Below are some entries. Copy each line that holds the string "colors".

• **Information provided**:
.....

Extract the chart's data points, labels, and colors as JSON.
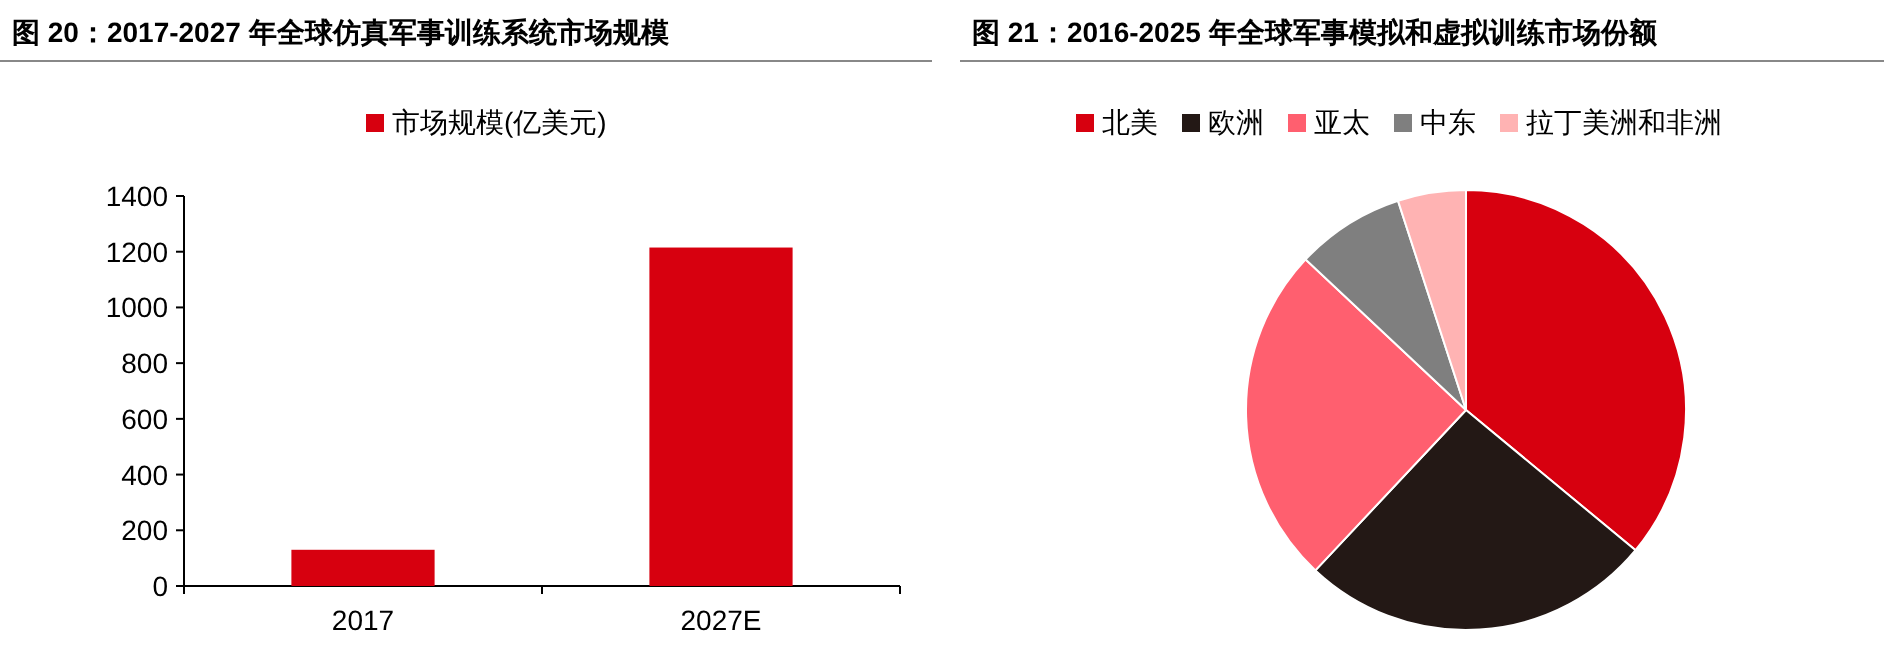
{
  "chart_data": [
    {
      "type": "bar",
      "title": "图 20：2017-2027 年全球仿真军事训练系统市场规模",
      "categories": [
        "2017",
        "2027E"
      ],
      "series": [
        {
          "name": "市场规模(亿美元)",
          "color": "#d7000f",
          "values": [
            130,
            1215
          ]
        }
      ],
      "ylim": [
        0,
        1400
      ],
      "yticks": [
        0,
        200,
        400,
        600,
        800,
        1000,
        1200,
        1400
      ],
      "grid": false,
      "legend": "top"
    },
    {
      "type": "pie",
      "title": "图 21：2016-2025 年全球军事模拟和虚拟训练市场份额",
      "categories": [
        "北美",
        "欧洲",
        "亚太",
        "中东",
        "拉丁美洲和非洲"
      ],
      "values": [
        36,
        26,
        25,
        8,
        5
      ],
      "colors": [
        "#d7000f",
        "#231815",
        "#ff5f6f",
        "#7f7f7f",
        "#ffb3b3"
      ],
      "legend": "top"
    }
  ]
}
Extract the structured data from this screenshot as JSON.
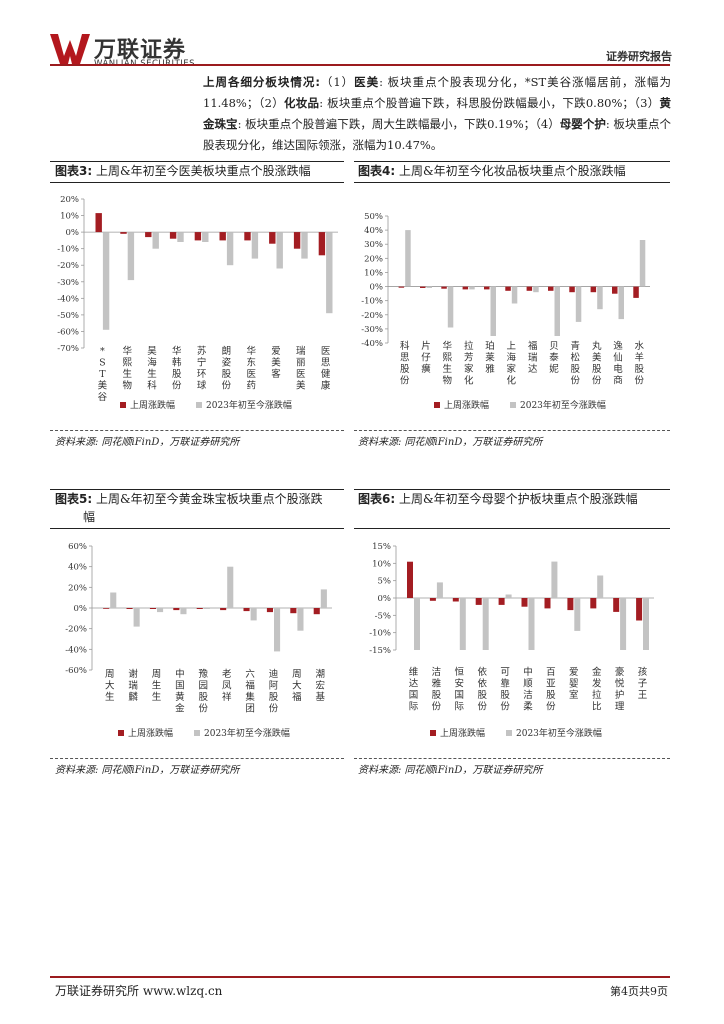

.....

• **Solution to the problem**:
Extract the chart's data points, labels, and colors as JSON.
      "colors": [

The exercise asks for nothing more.